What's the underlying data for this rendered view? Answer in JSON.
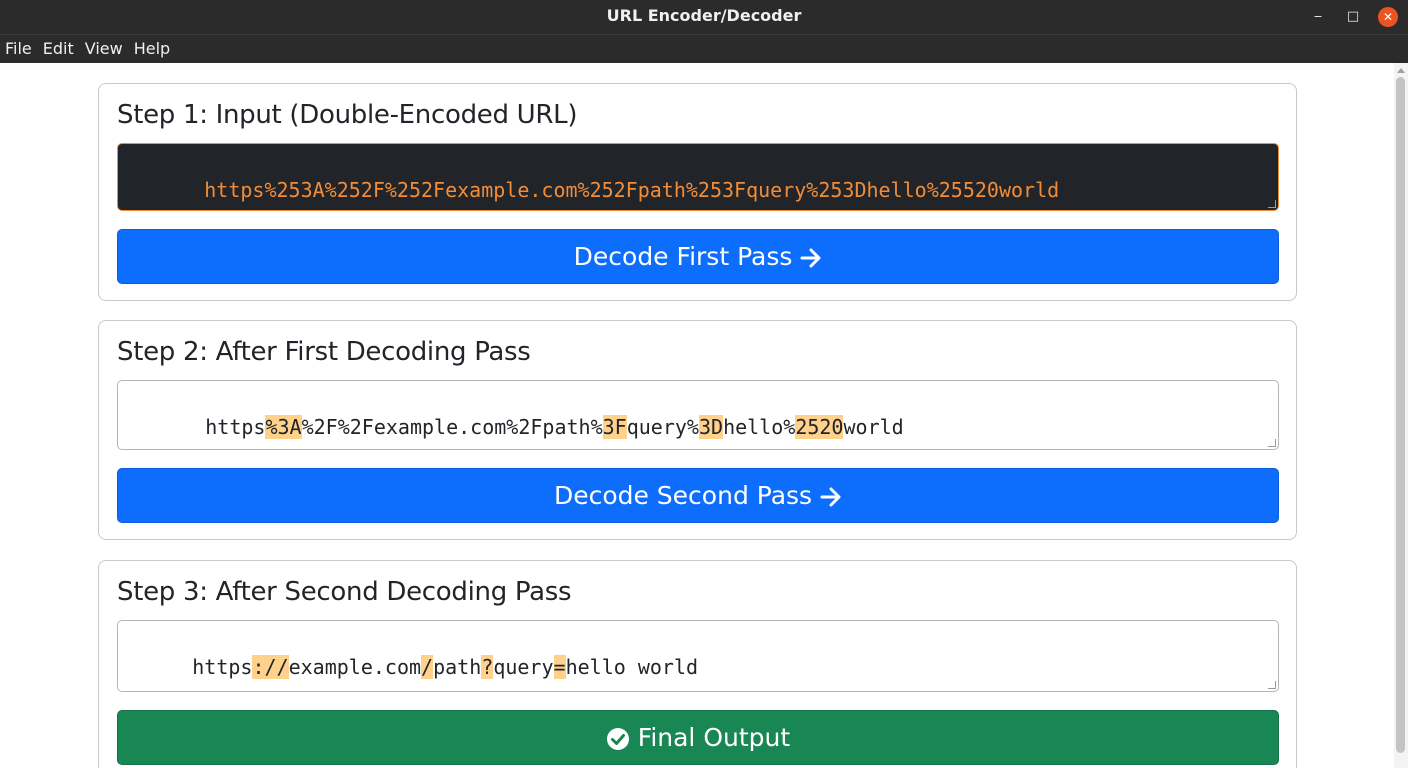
{
  "window": {
    "title": "URL Encoder/Decoder",
    "minimize": "‒",
    "maximize": "□",
    "close": "✕"
  },
  "menu": [
    "File",
    "Edit",
    "View",
    "Help"
  ],
  "steps": [
    {
      "title": "Step 1: Input (Double-Encoded URL)",
      "field_segments": [
        {
          "text": "https%253A%252F%252Fexample.com%252Fpath%253Fquery%253Dhello%25520world",
          "hl": false
        }
      ],
      "button_label": "Decode First Pass"
    },
    {
      "title": "Step 2: After First Decoding Pass",
      "field_segments": [
        {
          "text": "https",
          "hl": false
        },
        {
          "text": "%3A",
          "hl": true
        },
        {
          "text": "%2F%2Fexample.com%2Fpath%",
          "hl": false
        },
        {
          "text": "3F",
          "hl": true
        },
        {
          "text": "query%",
          "hl": false
        },
        {
          "text": "3D",
          "hl": true
        },
        {
          "text": "hello%",
          "hl": false
        },
        {
          "text": "2520",
          "hl": true
        },
        {
          "text": "world",
          "hl": false
        }
      ],
      "button_label": "Decode Second Pass"
    },
    {
      "title": "Step 3: After Second Decoding Pass",
      "field_segments": [
        {
          "text": "https",
          "hl": false
        },
        {
          "text": "://",
          "hl": true
        },
        {
          "text": "example.com",
          "hl": false
        },
        {
          "text": "/",
          "hl": true
        },
        {
          "text": "path",
          "hl": false
        },
        {
          "text": "?",
          "hl": true
        },
        {
          "text": "query",
          "hl": false
        },
        {
          "text": "=",
          "hl": true
        },
        {
          "text": "hello world",
          "hl": false
        }
      ],
      "button_label": "Final Output"
    }
  ],
  "colors": {
    "primary_button": "#0d6efd",
    "success_button": "#198754",
    "dark_field_bg": "#212529",
    "dark_field_text": "#f28c38",
    "highlight": "#ffd18a"
  },
  "icons": {
    "decode_buttons": "arrow-right-icon",
    "final_button": "check-circle-icon"
  }
}
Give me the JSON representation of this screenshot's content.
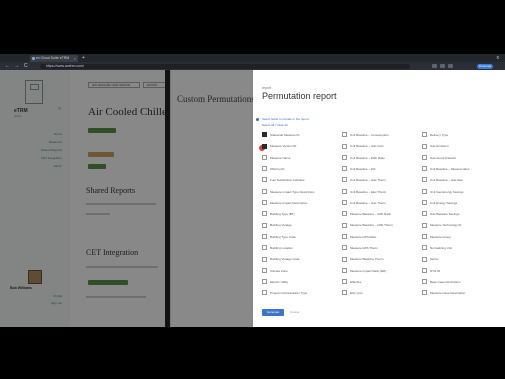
{
  "browser": {
    "tab_title": "ex Cloud Suite eTRM",
    "new_tab": "+",
    "window_close": "x",
    "back": "←",
    "forward": "→",
    "reload": "C",
    "url": "https://www.acehm.com/",
    "profile": "Personal"
  },
  "sidebar": {
    "brand": "eTRM",
    "brand_sub": "acehm",
    "collapse": "«",
    "links": [
      "Home",
      "Measures",
      "Shared Reports",
      "CET Integration",
      "Admin"
    ],
    "user_name": "Bob Williams",
    "user_links": [
      "Profile",
      "Sign out"
    ]
  },
  "main": {
    "page_title": "Air Cooled Chillers",
    "shared_reports_heading": "Shared Reports",
    "cet_heading": "CET Integration",
    "top_buttons": [
      "ADD MEASURE / NEW VERSION",
      "EXPORT"
    ]
  },
  "mid_panel": {
    "title": "Custom Permutations"
  },
  "modal": {
    "kicker": "report",
    "title": "Permutation report",
    "info_line1": "Select fields to include in the report",
    "info_line2": "Select all  |  Clear all",
    "generate_label": "Generate",
    "cancel_label": "Cancel",
    "columns": [
      [
        "Statewide Measure ID",
        "Measure Version ID",
        "Measure Name",
        "Offering ID",
        "Fuel Substitution Indicator",
        "Measure Impact Type Description",
        "Measure Impact Description",
        "Building Type (BT)",
        "Building Vintage",
        "Building Type Code",
        "Building Location",
        "Building Vintage Code",
        "Climate Zone",
        "Electric Utility",
        "Program Administrator Type"
      ],
      [
        "Unit Baseline – Consumption",
        "Unit Baseline – Gas Cost",
        "Unit Baseline – kWh Ratio",
        "Unit Baseline – kW",
        "Unit Baseline – Gas Therm",
        "Unit Baseline – Elec Therm",
        "Unit Baseline – Gas Therm",
        "Measure Baseline – kWh Ratio",
        "Measure Baseline – kWh Therm",
        "Measure kWh Ratio",
        "Measure kWh Therm",
        "Measure Baseline Therm",
        "Measure Impact Ratio (ER)",
        "Effective",
        "EUL (yrs)"
      ],
      [
        "Delivery Type",
        "Gas Emission",
        "Gas Gross Kilowatt",
        "Unit Baseline – Measure Elec",
        "Unit Baseline – Gas Elec",
        "Unit Gas Energy Savings",
        "Unit Energy Savings",
        "Gas Baseline Savings",
        "Measure Technology ID",
        "Measure Group",
        "Normalizing Unit",
        "Sector",
        "NTG ID",
        "Base Case Description",
        "Measure Case Description"
      ]
    ],
    "checked": [
      0,
      1
    ]
  }
}
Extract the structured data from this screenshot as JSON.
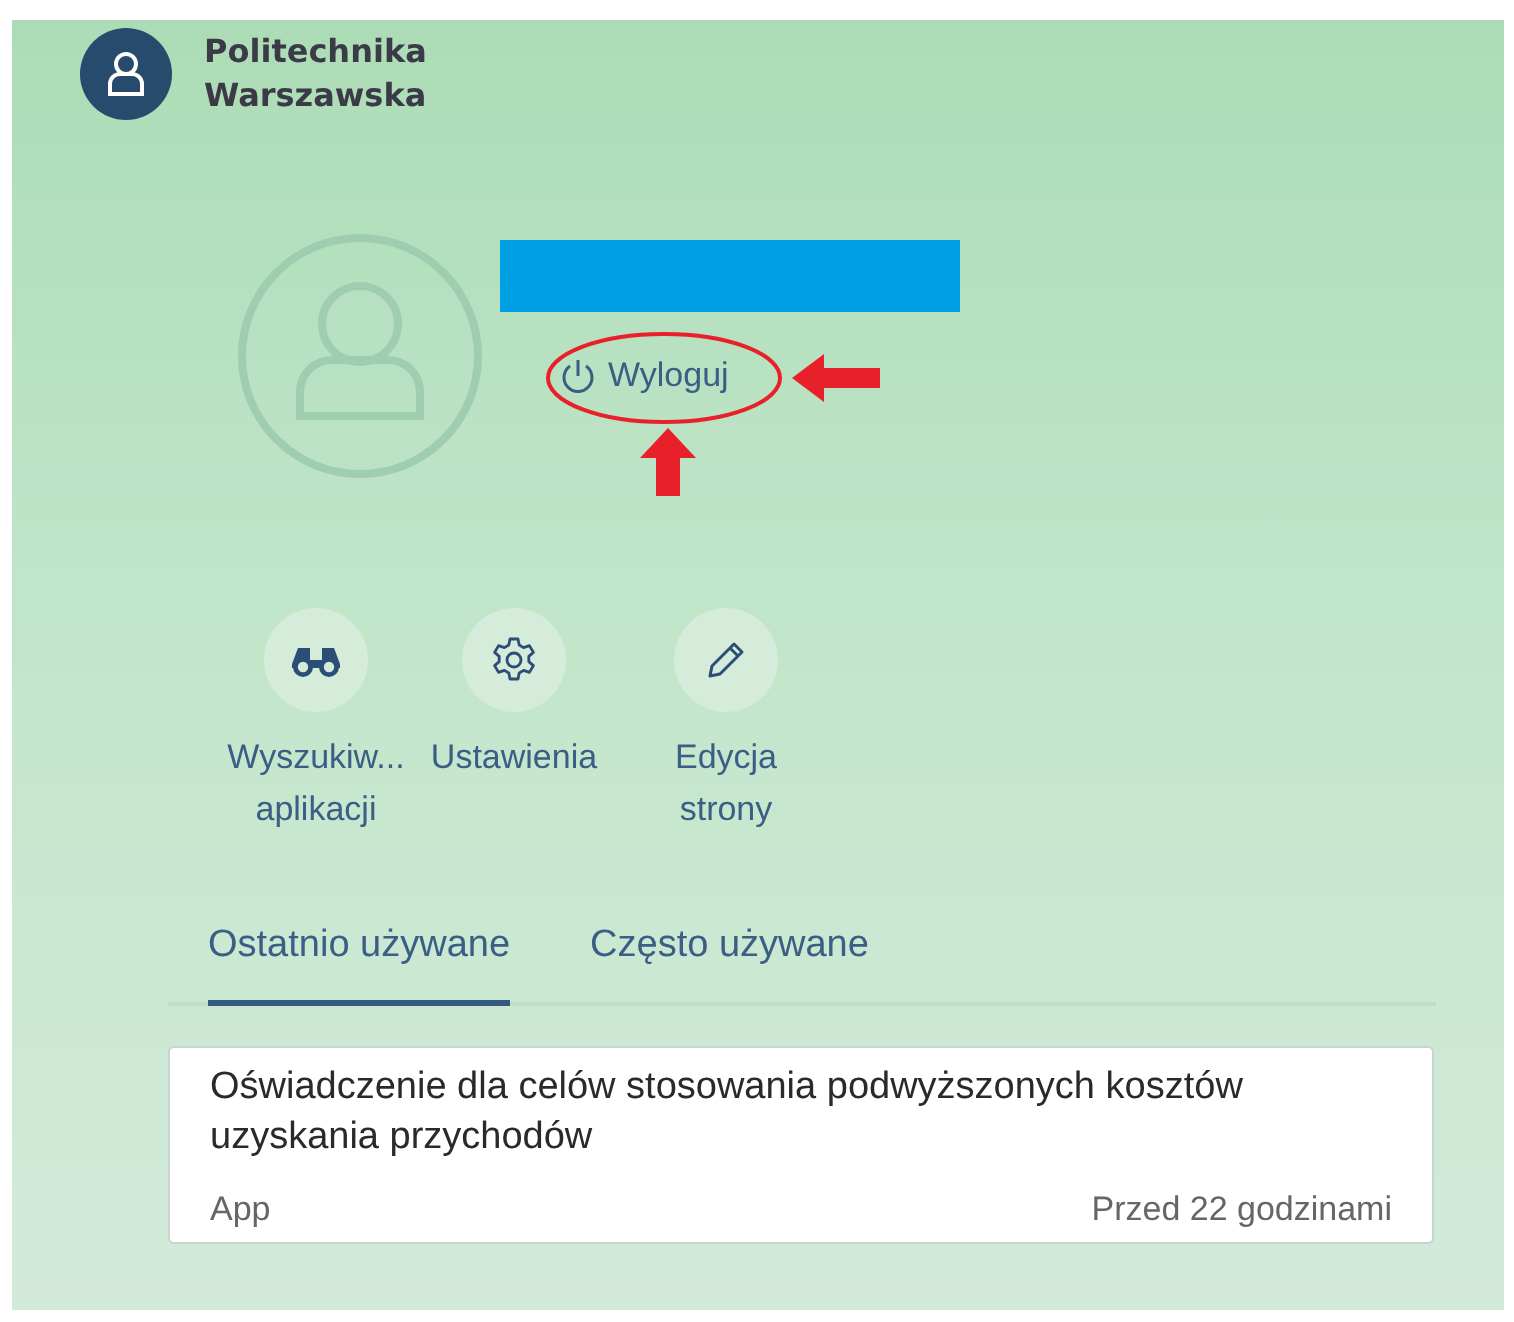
{
  "header": {
    "logo_lines": [
      "Politechnika",
      "Warszawska"
    ]
  },
  "profile": {
    "name_redacted": true,
    "logout": {
      "label": "Wyloguj",
      "annotated": true
    }
  },
  "actions": [
    {
      "label_lines": [
        "Wyszukiw...",
        "aplikacji"
      ]
    },
    {
      "label_lines": [
        "Ustawienia"
      ]
    },
    {
      "label_lines": [
        "Edycja",
        "strony"
      ]
    }
  ],
  "tabs": [
    {
      "label": "Ostatnio używane",
      "selected": true
    },
    {
      "label": "Często używane",
      "selected": false
    }
  ],
  "recent": [
    {
      "title": "Oświadczenie dla celów stosowania podwyższonych kosztów uzyskania przychodów",
      "type": "App",
      "time": "Przed 22 godzinami"
    }
  ]
}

### Exercise prompt
Locate all lines in the listing above with the word "Pass" and copy them.

### Task answer
      "button_label": "Decode First Pass"
      "title": "Step 2: After First Decoding Pass",
      "button_label": "Decode Second Pass"
      "title": "Step 3: After Second Decoding Pass",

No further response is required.